Instructions for the task
Using the listing below, extract each line that has the word "Annual" in it.

Record excerpts

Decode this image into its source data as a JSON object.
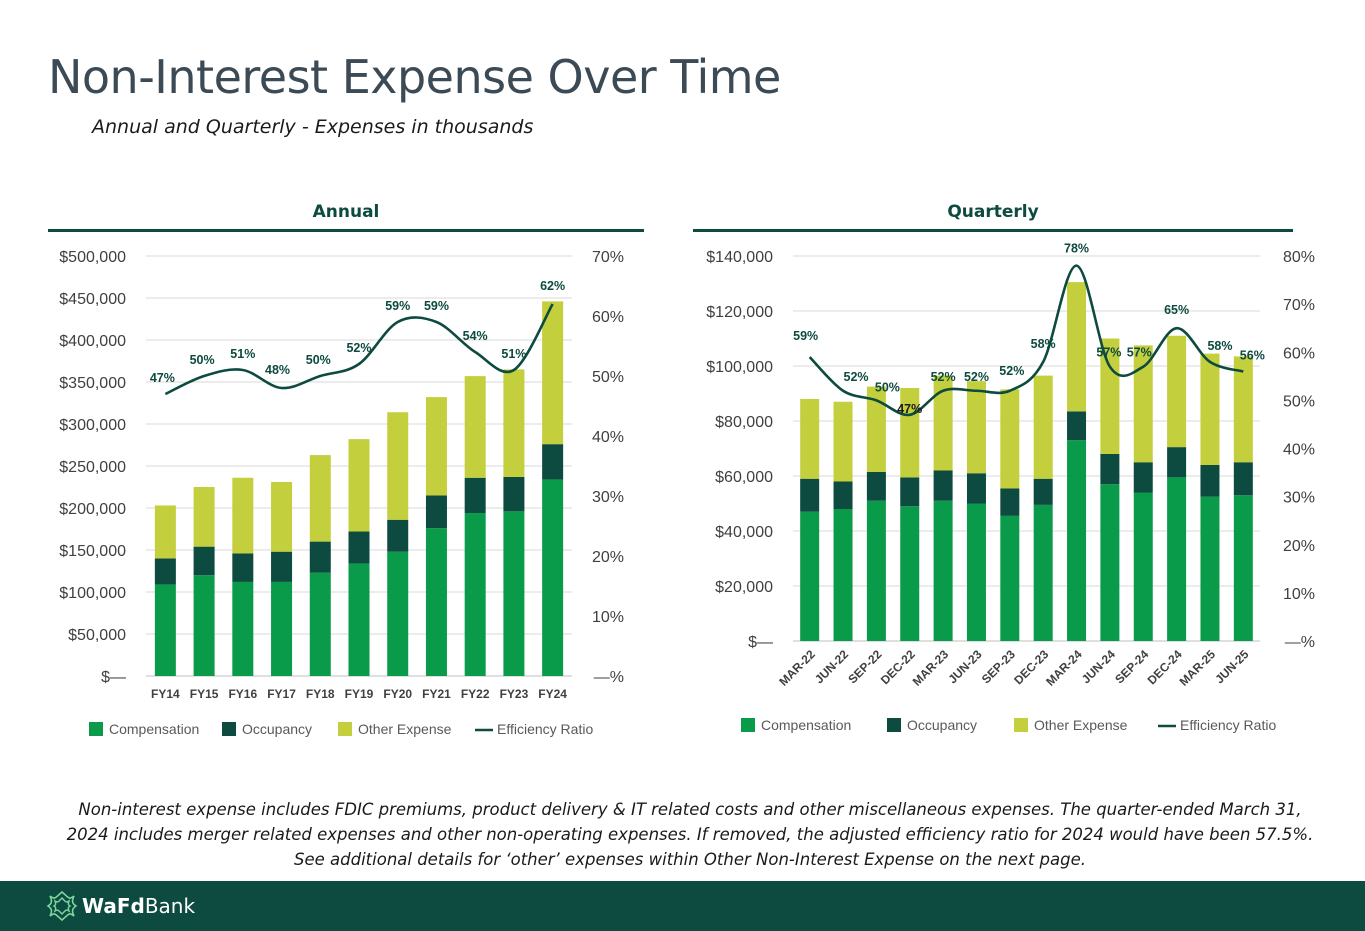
{
  "title": "Non-Interest Expense Over Time",
  "subtitle": "Annual and Quarterly - Expenses in thousands",
  "footnote": "Non-interest expense includes FDIC premiums, product delivery & IT related costs and other miscellaneous expenses.  The quarter-ended March 31, 2024 includes merger related expenses and other non-operating expenses.  If removed, the adjusted efficiency ratio for 2024 would have been 57.5%.  See additional details for ‘other’ expenses within Other Non-Interest Expense on the next page.",
  "footer": {
    "brand_bold": "WaFd",
    "brand_regular": "Bank",
    "logo_icon": "wafd-logo-icon",
    "background": "#0d4a3f"
  },
  "colors": {
    "compensation": "#0a9b4a",
    "occupancy": "#0d4a3f",
    "other_expense": "#c3cf3c",
    "efficiency_ratio": "#0d4a3f",
    "accent": "#0d4a3f"
  },
  "chart_data": [
    {
      "panel_title": "Annual",
      "type": "bar",
      "stacked": true,
      "categories": [
        "FY14",
        "FY15",
        "FY16",
        "FY17",
        "FY18",
        "FY19",
        "FY20",
        "FY21",
        "FY22",
        "FY23",
        "FY24"
      ],
      "series": [
        {
          "name": "Compensation",
          "values": [
            109000,
            120000,
            112000,
            112000,
            123000,
            134000,
            148000,
            176000,
            194000,
            196000,
            234000
          ]
        },
        {
          "name": "Occupancy",
          "values": [
            31000,
            34000,
            34000,
            36000,
            37000,
            38000,
            38000,
            39000,
            42000,
            41000,
            42000
          ]
        },
        {
          "name": "Other Expense",
          "values": [
            63000,
            71000,
            90000,
            83000,
            103000,
            110000,
            128000,
            117000,
            121000,
            128000,
            170000
          ]
        }
      ],
      "line_series": {
        "name": "Efficiency Ratio",
        "values": [
          47,
          50,
          51,
          48,
          50,
          52,
          59,
          59,
          54,
          51,
          62
        ],
        "labels": [
          "47%",
          "50%",
          "51%",
          "48%",
          "50%",
          "52%",
          "59%",
          "59%",
          "54%",
          "51%",
          "62%"
        ]
      },
      "y_ticks": [
        "$—",
        "$50,000",
        "$100,000",
        "$150,000",
        "$200,000",
        "$250,000",
        "$300,000",
        "$350,000",
        "$400,000",
        "$450,000",
        "$500,000"
      ],
      "y2_ticks": [
        "—%",
        "10%",
        "20%",
        "30%",
        "40%",
        "50%",
        "60%",
        "70%"
      ],
      "ylim": [
        0,
        500000
      ],
      "y2lim": [
        0,
        70
      ],
      "grid": true,
      "legend_position": "bottom",
      "legend": [
        "Compensation",
        "Occupancy",
        "Other Expense",
        "Efficiency Ratio"
      ]
    },
    {
      "panel_title": "Quarterly",
      "type": "bar",
      "stacked": true,
      "categories": [
        "MAR-22",
        "JUN-22",
        "SEP-22",
        "DEC-22",
        "MAR-23",
        "JUN-23",
        "SEP-23",
        "DEC-23",
        "MAR-24",
        "JUN-24",
        "SEP-24",
        "DEC-24",
        "MAR-25",
        "JUN-25"
      ],
      "series": [
        {
          "name": "Compensation",
          "values": [
            47000,
            48000,
            51000,
            49000,
            51000,
            50000,
            45500,
            49500,
            73000,
            57000,
            54000,
            59500,
            52500,
            53000
          ]
        },
        {
          "name": "Occupancy",
          "values": [
            12000,
            10000,
            10500,
            10500,
            11000,
            11000,
            10000,
            9500,
            10500,
            11000,
            11000,
            11000,
            11500,
            12000
          ]
        },
        {
          "name": "Other Expense",
          "values": [
            29000,
            29000,
            31000,
            32500,
            34500,
            33500,
            36000,
            37500,
            47000,
            42000,
            42500,
            40500,
            40500,
            38500
          ]
        }
      ],
      "line_series": {
        "name": "Efficiency Ratio",
        "values": [
          59,
          52,
          50,
          47,
          52,
          52,
          52,
          58,
          78,
          57,
          57,
          65,
          58,
          56
        ],
        "labels": [
          "59%",
          "52%",
          "50%",
          "47%",
          "52%",
          "52%",
          "52%",
          "58%",
          "78%",
          "57%",
          "57%",
          "65%",
          "58%",
          "56%"
        ]
      },
      "y_ticks": [
        "$—",
        "$20,000",
        "$40,000",
        "$60,000",
        "$80,000",
        "$100,000",
        "$120,000",
        "$140,000"
      ],
      "y2_ticks": [
        "—%",
        "10%",
        "20%",
        "30%",
        "40%",
        "50%",
        "60%",
        "70%",
        "80%"
      ],
      "ylim": [
        0,
        140000
      ],
      "y2lim": [
        0,
        80
      ],
      "grid": true,
      "legend_position": "bottom",
      "legend": [
        "Compensation",
        "Occupancy",
        "Other Expense",
        "Efficiency Ratio"
      ]
    }
  ]
}
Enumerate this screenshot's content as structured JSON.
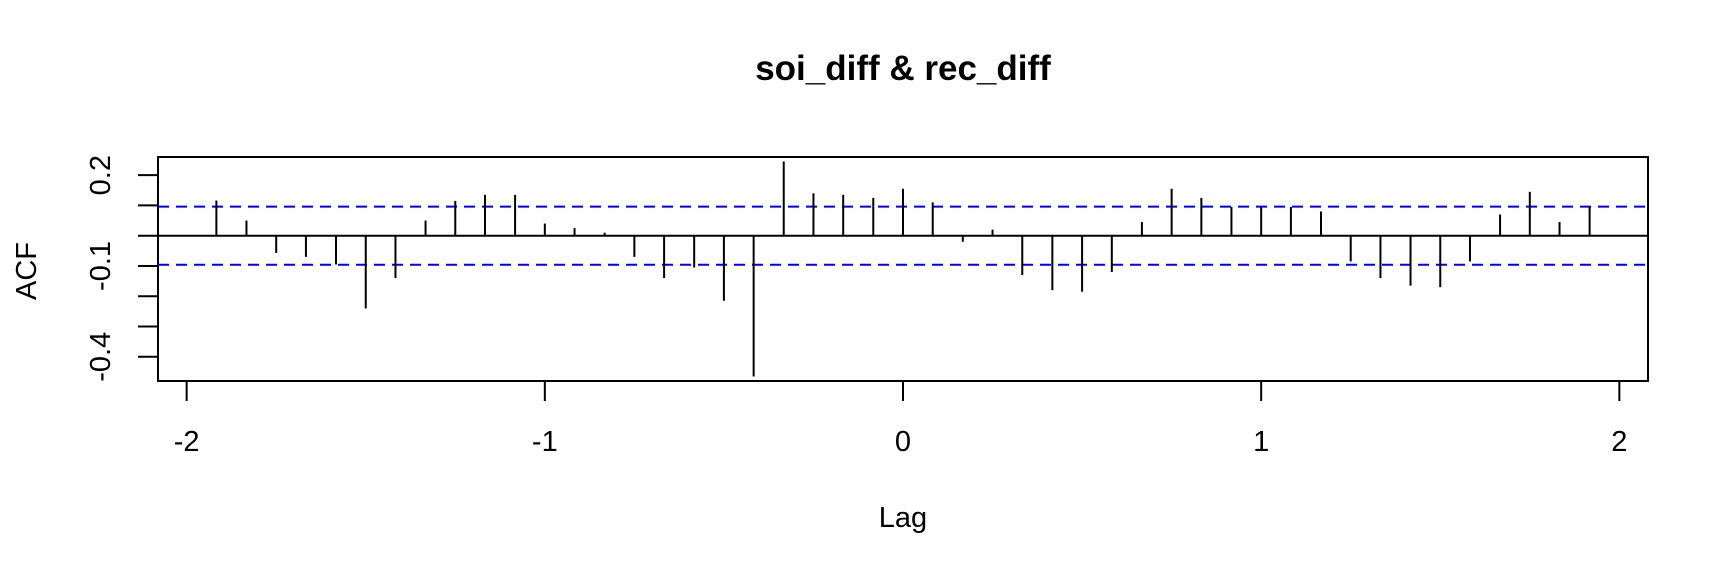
{
  "chart_data": {
    "type": "bar",
    "title": "soi_diff & rec_diff",
    "xlabel": "Lag",
    "ylabel": "ACF",
    "xlim": [
      -2.08,
      2.08
    ],
    "ylim": [
      -0.48,
      0.26
    ],
    "x_ticks": [
      -2,
      -1,
      0,
      1,
      2
    ],
    "x_tick_labels": [
      "-2",
      "-1",
      "0",
      "1",
      "2"
    ],
    "y_ticks": [
      -0.4,
      -0.3,
      -0.2,
      -0.1,
      0.0,
      0.1,
      0.2
    ],
    "y_tick_labels": [
      "-0.4",
      "",
      "",
      "-0.1",
      "",
      "",
      "0.2"
    ],
    "confidence_bounds": [
      0.096,
      -0.096
    ],
    "zero_line": true,
    "grid": false,
    "legend": "none",
    "colors": {
      "spikes": "#000000",
      "confidence": "#0000ee",
      "frame": "#000000"
    },
    "x": [
      -1.917,
      -1.833,
      -1.75,
      -1.667,
      -1.583,
      -1.5,
      -1.417,
      -1.333,
      -1.25,
      -1.167,
      -1.083,
      -1.0,
      -0.917,
      -0.833,
      -0.75,
      -0.667,
      -0.583,
      -0.5,
      -0.417,
      -0.333,
      -0.25,
      -0.167,
      -0.083,
      0.0,
      0.083,
      0.167,
      0.25,
      0.333,
      0.417,
      0.5,
      0.583,
      0.667,
      0.75,
      0.833,
      0.917,
      1.0,
      1.083,
      1.167,
      1.25,
      1.333,
      1.417,
      1.5,
      1.583,
      1.667,
      1.75,
      1.833,
      1.917
    ],
    "values": [
      0.116,
      0.05,
      -0.057,
      -0.07,
      -0.095,
      -0.24,
      -0.14,
      0.05,
      0.115,
      0.135,
      0.135,
      0.04,
      0.025,
      0.01,
      -0.07,
      -0.14,
      -0.105,
      -0.215,
      -0.465,
      0.245,
      0.14,
      0.135,
      0.125,
      0.155,
      0.11,
      -0.02,
      0.02,
      -0.13,
      -0.18,
      -0.185,
      -0.12,
      0.045,
      0.155,
      0.125,
      0.095,
      0.095,
      0.095,
      0.08,
      -0.085,
      -0.14,
      -0.165,
      -0.17,
      -0.085,
      0.07,
      0.145,
      0.045,
      0.095
    ]
  }
}
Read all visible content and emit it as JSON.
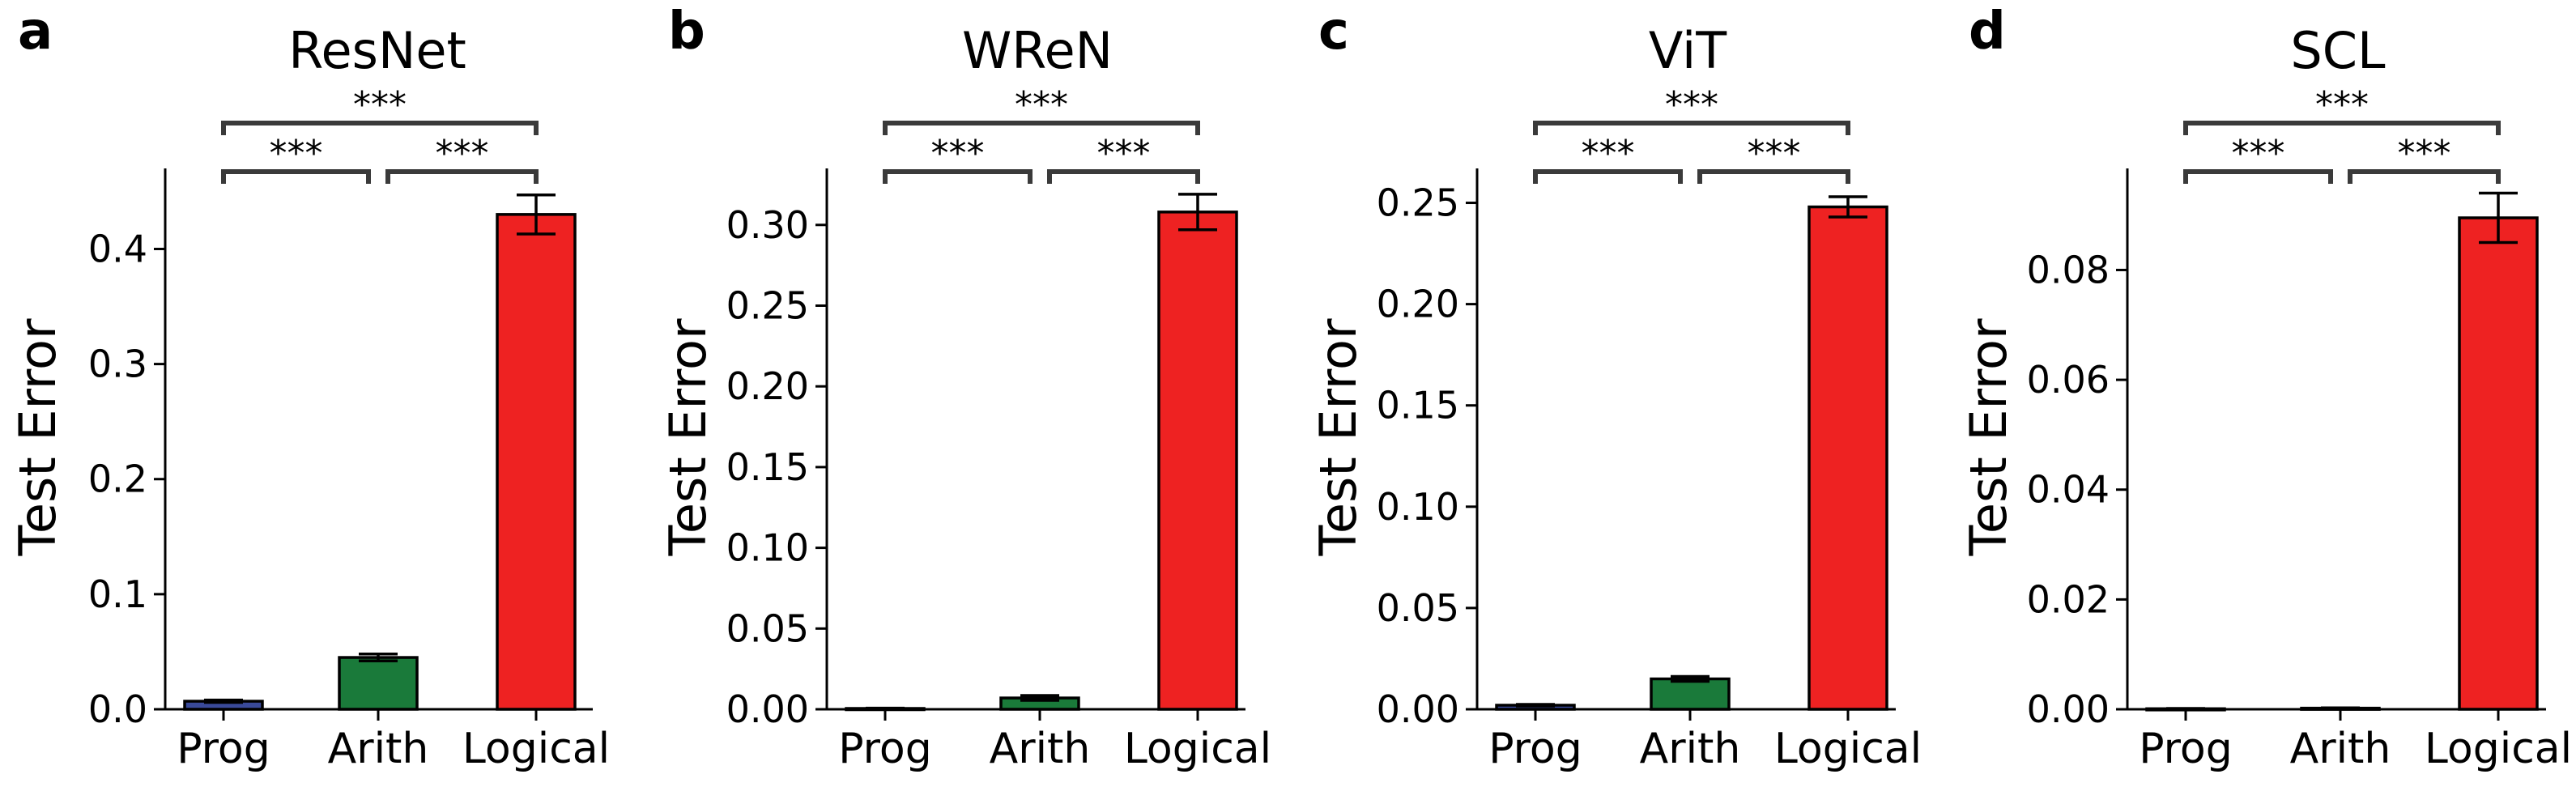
{
  "chart_data": [
    {
      "type": "bar",
      "panel": "a",
      "title": "ResNet",
      "ylabel": "Test Error",
      "xlabel": "",
      "categories": [
        "Prog",
        "Arith",
        "Logical"
      ],
      "values": [
        0.007,
        0.045,
        0.43
      ],
      "errors": [
        0.001,
        0.003,
        0.017
      ],
      "colors": [
        "#3a4a9a",
        "#1a7a3a",
        "#ee2222"
      ],
      "ylim": [
        0,
        0.47
      ],
      "yticks": [
        0.0,
        0.1,
        0.2,
        0.3,
        0.4
      ],
      "ytick_labels": [
        "0.0",
        "0.1",
        "0.2",
        "0.3",
        "0.4"
      ],
      "significance": [
        {
          "from": 0,
          "to": 1,
          "level": 0,
          "label": "***"
        },
        {
          "from": 1,
          "to": 2,
          "level": 0,
          "label": "***"
        },
        {
          "from": 0,
          "to": 2,
          "level": 1,
          "label": "***"
        }
      ]
    },
    {
      "type": "bar",
      "panel": "b",
      "title": "WReN",
      "ylabel": "Test Error",
      "xlabel": "",
      "categories": [
        "Prog",
        "Arith",
        "Logical"
      ],
      "values": [
        0.0005,
        0.007,
        0.308
      ],
      "errors": [
        0.0002,
        0.0015,
        0.011
      ],
      "colors": [
        "#3a4a9a",
        "#1a7a3a",
        "#ee2222"
      ],
      "ylim": [
        0,
        0.335
      ],
      "yticks": [
        0.0,
        0.05,
        0.1,
        0.15,
        0.2,
        0.25,
        0.3
      ],
      "ytick_labels": [
        "0.00",
        "0.05",
        "0.10",
        "0.15",
        "0.20",
        "0.25",
        "0.30"
      ],
      "significance": [
        {
          "from": 0,
          "to": 1,
          "level": 0,
          "label": "***"
        },
        {
          "from": 1,
          "to": 2,
          "level": 0,
          "label": "***"
        },
        {
          "from": 0,
          "to": 2,
          "level": 1,
          "label": "***"
        }
      ]
    },
    {
      "type": "bar",
      "panel": "c",
      "title": "ViT",
      "ylabel": "Test Error",
      "xlabel": "",
      "categories": [
        "Prog",
        "Arith",
        "Logical"
      ],
      "values": [
        0.002,
        0.015,
        0.248
      ],
      "errors": [
        0.0004,
        0.0012,
        0.005
      ],
      "colors": [
        "#3a4a9a",
        "#1a7a3a",
        "#ee2222"
      ],
      "ylim": [
        0,
        0.267
      ],
      "yticks": [
        0.0,
        0.05,
        0.1,
        0.15,
        0.2,
        0.25
      ],
      "ytick_labels": [
        "0.00",
        "0.05",
        "0.10",
        "0.15",
        "0.20",
        "0.25"
      ],
      "significance": [
        {
          "from": 0,
          "to": 1,
          "level": 0,
          "label": "***"
        },
        {
          "from": 1,
          "to": 2,
          "level": 0,
          "label": "***"
        },
        {
          "from": 0,
          "to": 2,
          "level": 1,
          "label": "***"
        }
      ]
    },
    {
      "type": "bar",
      "panel": "d",
      "title": "SCL",
      "ylabel": "Test Error",
      "xlabel": "",
      "categories": [
        "Prog",
        "Arith",
        "Logical"
      ],
      "values": [
        0.0001,
        0.0002,
        0.0895
      ],
      "errors": [
        5e-05,
        5e-05,
        0.0045
      ],
      "colors": [
        "#3a4a9a",
        "#1a7a3a",
        "#ee2222"
      ],
      "ylim": [
        0,
        0.0985
      ],
      "yticks": [
        0.0,
        0.02,
        0.04,
        0.06,
        0.08
      ],
      "ytick_labels": [
        "0.00",
        "0.02",
        "0.04",
        "0.06",
        "0.08"
      ],
      "significance": [
        {
          "from": 0,
          "to": 1,
          "level": 0,
          "label": "***"
        },
        {
          "from": 1,
          "to": 2,
          "level": 0,
          "label": "***"
        },
        {
          "from": 0,
          "to": 2,
          "level": 1,
          "label": "***"
        }
      ]
    }
  ]
}
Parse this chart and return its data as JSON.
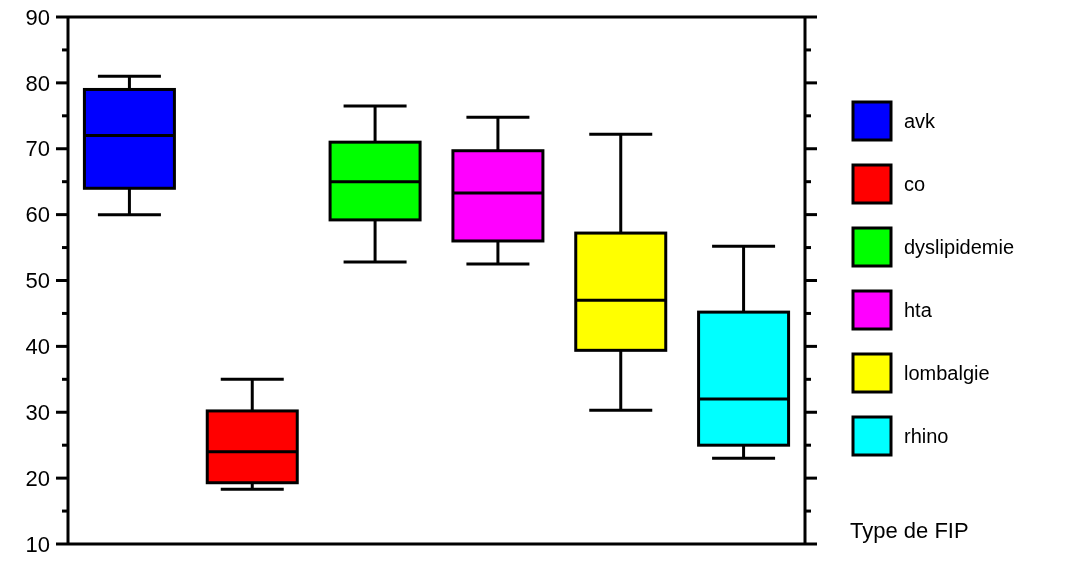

Result below
  "subtitle": "Annual and Quarterly - Expenses in thousands",
      "panel_title": "Annual",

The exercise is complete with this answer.